Give the number of lines that include the word "tehdit", and nothing else.

RECORDS FOR THIS TASK:
· · · ·

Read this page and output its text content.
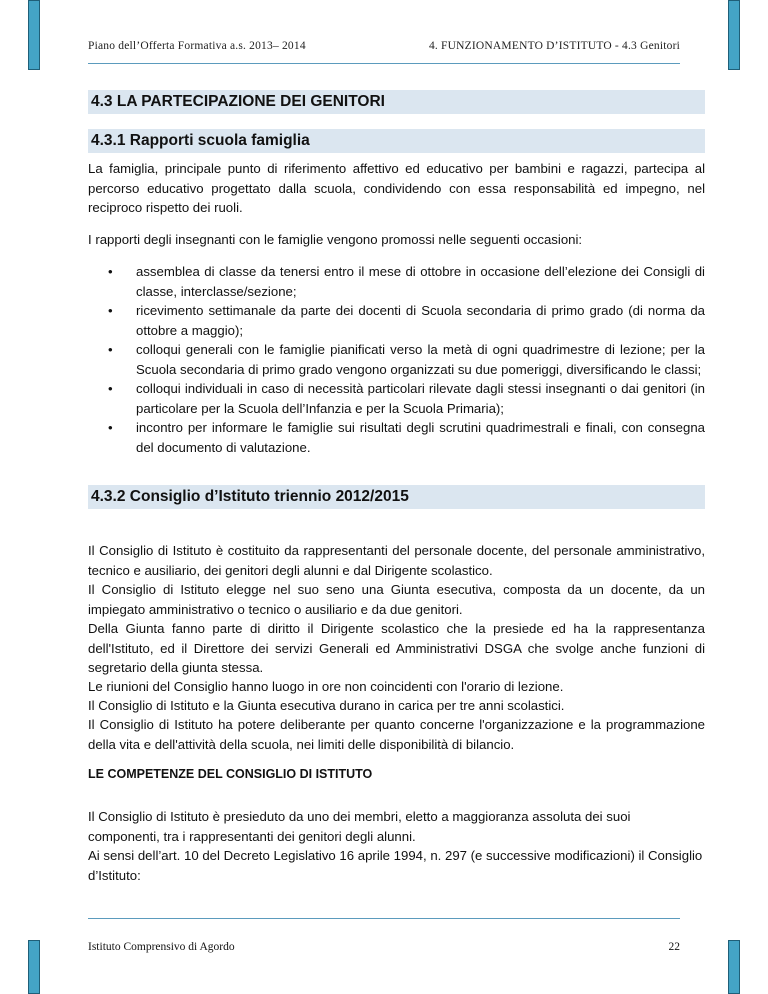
Piano dell’Offerta Formativa a.s. 2013– 2014	4. FUNZIONAMENTO D’ISTITUTO - 4.3 Genitori
4.3 LA PARTECIPAZIONE DEI GENITORI
4.3.1 Rapporti scuola famiglia

La famiglia, principale punto di riferimento affettivo ed educativo per bambini e ragazzi, partecipa al percorso educativo progettato dalla scuola, condividendo con essa responsabilità ed impegno, nel reciproco rispetto dei ruoli.

I rapporti degli insegnanti con le famiglie vengono promossi nelle seguenti occasioni:

• assemblea di classe da tenersi entro il mese di ottobre in occasione dell’elezione dei Consigli di classe, interclasse/sezione;
• ricevimento settimanale da parte dei docenti di Scuola secondaria di primo grado (di norma da ottobre a maggio);
• colloqui generali con le famiglie pianificati verso la metà di ogni quadrimestre di lezione; per la Scuola secondaria di primo grado vengono organizzati su due pomeriggi, diversificando le classi;
• colloqui individuali in caso di necessità particolari rilevate dagli stessi insegnanti o dai genitori (in particolare per la Scuola dell’Infanzia e per la Scuola Primaria);
• incontro per informare le famiglie sui risultati degli scrutini quadrimestrali e finali, con consegna del documento di valutazione.
4.3.2 Consiglio d’Istituto triennio 2012/2015

Il Consiglio di Istituto è costituito da rappresentanti del personale docente, del personale amministrativo, tecnico e ausiliario, dei genitori degli alunni e dal Dirigente scolastico.

Il Consiglio di Istituto elegge nel suo seno una Giunta esecutiva, composta da un docente, da un impiegato amministrativo o tecnico o ausiliario e da due genitori.

Della Giunta fanno parte di diritto il Dirigente scolastico che la presiede ed ha la rappresentanza dell'Istituto, ed il Direttore dei servizi Generali ed Amministrativi DSGA che svolge anche funzioni di segretario della giunta stessa.

Le riunioni del Consiglio hanno luogo in ore non coincidenti con l'orario di lezione.

Il Consiglio di Istituto e la Giunta esecutiva durano in carica per tre anni scolastici.

Il Consiglio di Istituto ha potere deliberante per quanto concerne l'organizzazione e la programmazione della vita e dell'attività della scuola, nei limiti delle disponibilità di bilancio.

LE COMPETENZE DEL CONSIGLIO DI ISTITUTO

Il Consiglio di Istituto è presieduto da uno dei membri, eletto a maggioranza assoluta dei suoi componenti, tra i rappresentanti dei genitori degli alunni.

Ai sensi dell’art. 10 del Decreto Legislativo 16 aprile 1994, n. 297 (e successive modificazioni) il Consiglio d’Istituto:

Istituto Comprensivo di Agordo	22
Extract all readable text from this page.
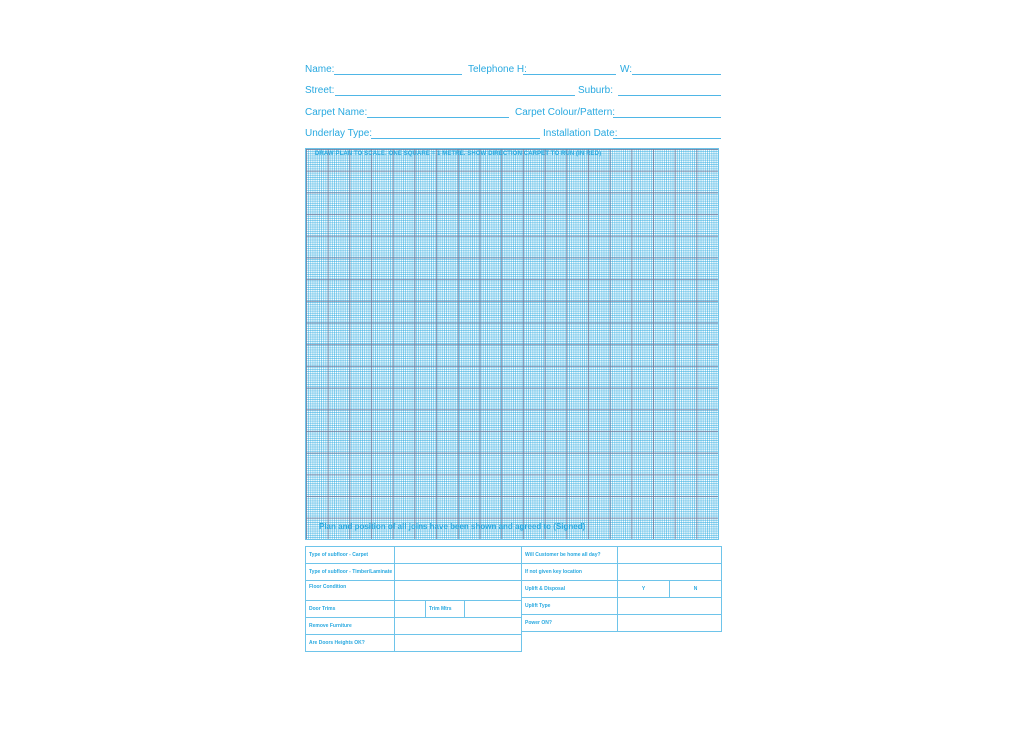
Name:	Telephone H:	W:
Street:	Suburb:
Carpet Name:	Carpet Colour/Pattern:
Underlay Type:	Installation Date:
DRAW PLAN TO SCALE. ONE SQUARE = 1 METRE. SHOW DIRECTION CARPET TO RUN (IN RED)
Plan and position of all joins have been shown and agreed to (Signed)
Type of subfloor - Carpet			
Type of subfloor - Timber/Laminate			
Floor Condition			

Door Trims		Trim Mtrs	
Remove Furniture			
Are Doors Heights OK?			
Will Customer be home all day?		
If not given key location		
Uplift & Disposal	Y	N
Uplift Type		
Power ON?		
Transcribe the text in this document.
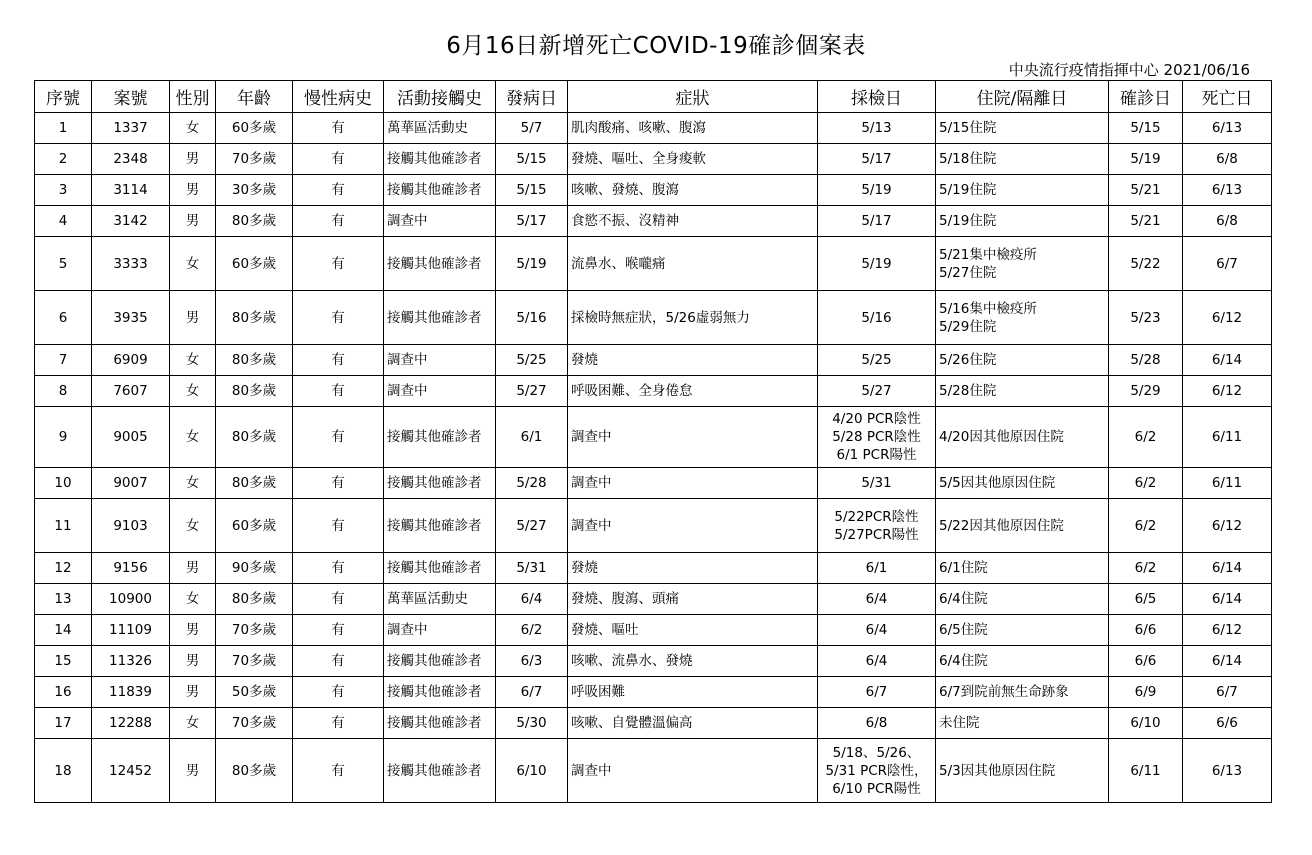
6月16日新增死亡COVID-19確診個案表
中央流行疫情指揮中心 2021/06/16
序號	案號	性別	年齡	慢性病史	活動接觸史	發病日	症狀	採檢日	住院/隔離日	確診日	死亡日
1	1337	女	60多歲	有	萬華區活動史	5/7	肌肉酸痛、咳嗽、腹瀉	5/13	5/15住院	5/15	6/13
2	2348	男	70多歲	有	接觸其他確診者	5/15	發燒、嘔吐、全身痠軟	5/17	5/18住院	5/19	6/8
3	3114	男	30多歲	有	接觸其他確診者	5/15	咳嗽、發燒、腹瀉	5/19	5/19住院	5/21	6/13
4	3142	男	80多歲	有	調查中	5/17	食慾不振、沒精神	5/17	5/19住院	5/21	6/8
5	3333	女	60多歲	有	接觸其他確診者	5/19	流鼻水、喉嚨痛	5/19	5/21集中檢疫所
5/27住院	5/22	6/7
6	3935	男	80多歲	有	接觸其他確診者	5/16	採檢時無症狀，5/26虛弱無力	5/16	5/16集中檢疫所
5/29住院	5/23	6/12
7	6909	女	80多歲	有	調查中	5/25	發燒	5/25	5/26住院	5/28	6/14
8	7607	女	80多歲	有	調查中	5/27	呼吸困難、全身倦怠	5/27	5/28住院	5/29	6/12
9	9005	女	80多歲	有	接觸其他確診者	6/1	調查中	4/20 PCR陰性
5/28 PCR陰性
6/1 PCR陽性	4/20因其他原因住院	6/2	6/11
10	9007	女	80多歲	有	接觸其他確診者	5/28	調查中	5/31	5/5因其他原因住院	6/2	6/11
11	9103	女	60多歲	有	接觸其他確診者	5/27	調查中	5/22PCR陰性
5/27PCR陽性	5/22因其他原因住院	6/2	6/12
12	9156	男	90多歲	有	接觸其他確診者	5/31	發燒	6/1	6/1住院	6/2	6/14
13	10900	女	80多歲	有	萬華區活動史	6/4	發燒、腹瀉、頭痛	6/4	6/4住院	6/5	6/14
14	11109	男	70多歲	有	調查中	6/2	發燒、嘔吐	6/4	6/5住院	6/6	6/12
15	11326	男	70多歲	有	接觸其他確診者	6/3	咳嗽、流鼻水、發燒	6/4	6/4住院	6/6	6/14
16	11839	男	50多歲	有	接觸其他確診者	6/7	呼吸困難	6/7	6/7到院前無生命跡象	6/9	6/7
17	12288	女	70多歲	有	接觸其他確診者	5/30	咳嗽、自覺體溫偏高	6/8	未住院	6/10	6/6
18	12452	男	80多歲	有	接觸其他確診者	6/10	調查中	5/18、5/26、
5/31 PCR陰性，
6/10 PCR陽性	5/3因其他原因住院	6/11	6/13
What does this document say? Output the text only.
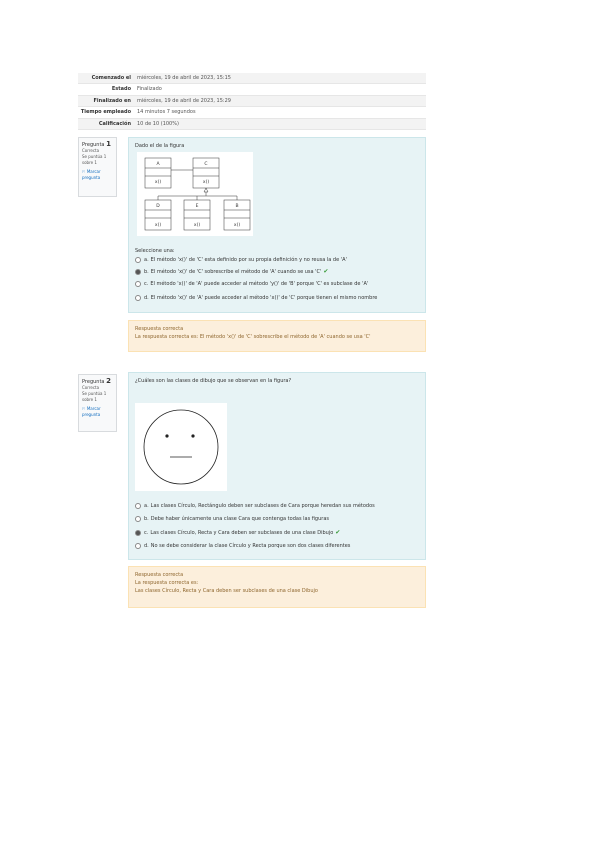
Comenzado el	miércoles, 19 de abril de 2023, 15:15
Estado	Finalizado
Finalizado en	miércoles, 19 de abril de 2023, 15:29
Tiempo empleado	14 minutos 7 segundos
Calificación	10 de 10 (100%)
Pregunta 1
Correcta
Se puntúa 1 sobre 1
⚐ Marcar pregunta
Dado el de la figura
A	C
x()	x()
D	E	B
x()	x()	x()
Seleccione una:
a. El método 'x()' de 'C' esta definido por su propia definición y no reusa la de 'A'
b. El método 'x()' de 'C' sobrescribe el método de 'A' cuando se usa 'C' ✔
c. El método 'x()' de 'A' puede acceder al método 'y()' de 'B' porque 'C' es subclase de 'A'
d. El método 'x()' de 'A' puede acceder al método 'x()' de 'C' porque tienen el mismo nombre
Respuesta correcta
La respuesta correcta es: El método 'x()' de 'C' sobrescribe el método de 'A' cuando se usa 'C'
Pregunta 2
Correcta
Se puntúa 1 sobre 1
⚐ Marcar pregunta
¿Cuáles son las clases de dibujo que se observan en la figura?
a. Las clases Círculo, Rectángulo deben ser subclases de Cara porque heredan sus métodos
b. Debe haber únicamente una clase Cara que contenga todas las figuras
c. Las clases Círculo, Recta y Cara deben ser subclases de una clase Dibujo ✔
d. No se debe considerar la clase Círculo y Recta porque son dos clases diferentes
Respuesta correcta
La respuesta correcta es:
Las clases Círculo, Recta y Cara deben ser subclases de una clase Dibujo
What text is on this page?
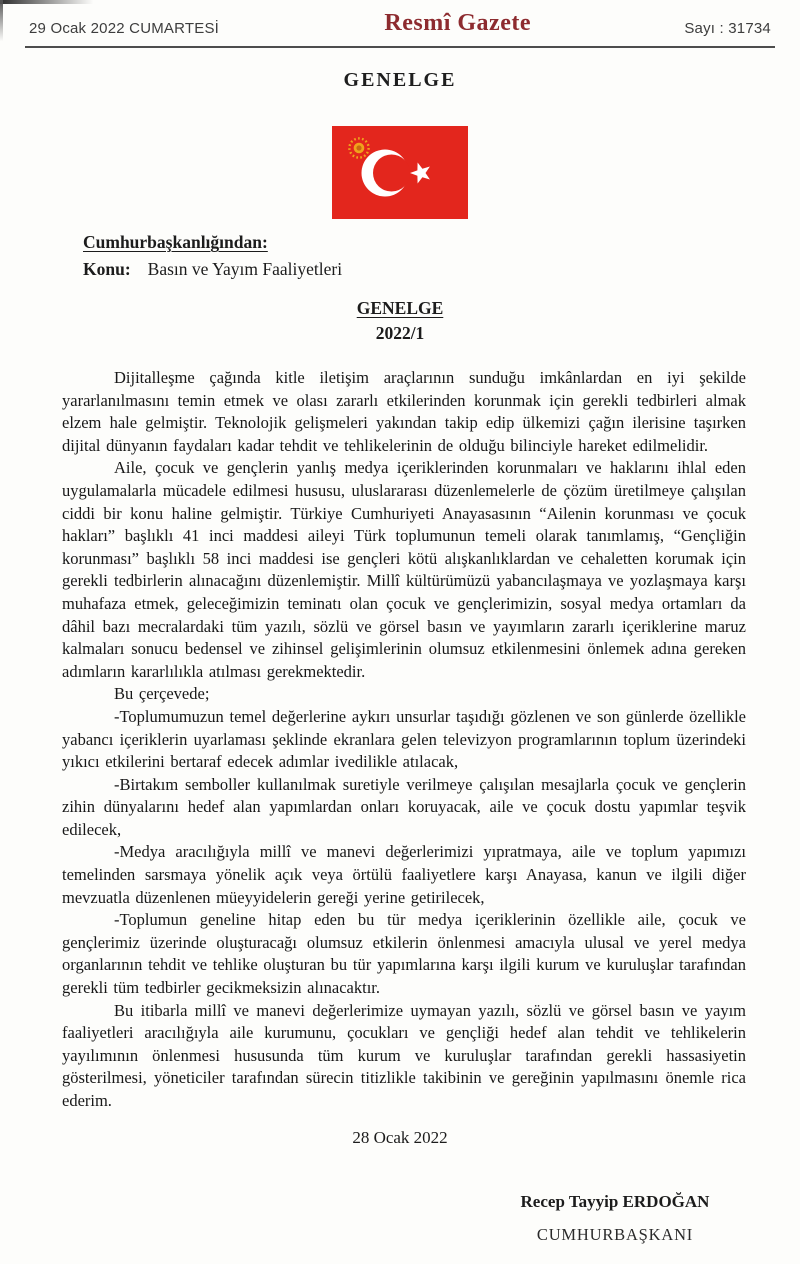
29 Ocak 2022 CUMARTESİ	Resmî Gazete	Sayı : 31734
GENELGE
Cumhurbaşkanlığından:
Konu: Basın ve Yayım Faaliyetleri
GENELGE
2022/1

Dijitalleşme çağında kitle iletişim araçlarının sunduğu imkânlardan en iyi şekilde yararlanılmasını temin etmek ve olası zararlı etkilerinden korunmak için gerekli tedbirleri almak elzem hale gelmiştir. Teknolojik gelişmeleri yakından takip edip ülkemizi çağın ilerisine taşırken dijital dünyanın faydaları kadar tehdit ve tehlikelerinin de olduğu bilinciyle hareket edilmelidir.

Aile, çocuk ve gençlerin yanlış medya içeriklerinden korunmaları ve haklarını ihlal eden uygulamalarla mücadele edilmesi hususu, uluslararası düzenlemelerle de çözüm üretilmeye çalışılan ciddi bir konu haline gelmiştir. Türkiye Cumhuriyeti Anayasasının “Ailenin korunması ve çocuk hakları” başlıklı 41 inci maddesi aileyi Türk toplumunun temeli olarak tanımlamış, “Gençliğin korunması” başlıklı 58 inci maddesi ise gençleri kötü alışkanlıklardan ve cehaletten korumak için gerekli tedbirlerin alınacağını düzenlemiştir. Millî kültürümüzü yabancılaşmaya ve yozlaşmaya karşı muhafaza etmek, geleceğimizin teminatı olan çocuk ve gençlerimizin, sosyal medya ortamları da dâhil bazı mecralardaki tüm yazılı, sözlü ve görsel basın ve yayımların zararlı içeriklerine maruz kalmaları sonucu bedensel ve zihinsel gelişimlerinin olumsuz etkilenmesini önlemek adına gereken adımların kararlılıkla atılması gerekmektedir.

Bu çerçevede;

-Toplumumuzun temel değerlerine aykırı unsurlar taşıdığı gözlenen ve son günlerde özellikle yabancı içeriklerin uyarlaması şeklinde ekranlara gelen televizyon programlarının toplum üzerindeki yıkıcı etkilerini bertaraf edecek adımlar ivedilikle atılacak,

-Birtakım semboller kullanılmak suretiyle verilmeye çalışılan mesajlarla çocuk ve gençlerin zihin dünyalarını hedef alan yapımlardan onları koruyacak, aile ve çocuk dostu yapımlar teşvik edilecek,

-Medya aracılığıyla millî ve manevi değerlerimizi yıpratmaya, aile ve toplum yapımızı temelinden sarsmaya yönelik açık veya örtülü faaliyetlere karşı Anayasa, kanun ve ilgili diğer mevzuatla düzenlenen müeyyidelerin gereği yerine getirilecek,

-Toplumun geneline hitap eden bu tür medya içeriklerinin özellikle aile, çocuk ve gençlerimiz üzerinde oluşturacağı olumsuz etkilerin önlenmesi amacıyla ulusal ve yerel medya organlarının tehdit ve tehlike oluşturan bu tür yapımlarına karşı ilgili kurum ve kuruluşlar tarafından gerekli tüm tedbirler gecikmeksizin alınacaktır.

Bu itibarla millî ve manevi değerlerimize uymayan yazılı, sözlü ve görsel basın ve yayım faaliyetleri aracılığıyla aile kurumunu, çocukları ve gençliği hedef alan tehdit ve tehlikelerin yayılımının önlenmesi hususunda tüm kurum ve kuruluşlar tarafından gerekli hassasiyetin gösterilmesi, yöneticiler tarafından sürecin titizlikle takibinin ve gereğinin yapılmasını önemle rica ederim.

28 Ocak 2022
Recep Tayyip ERDOĞAN
CUMHURBAŞKANI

· · · ·

ANSWER TO THIS EXERCISE: 3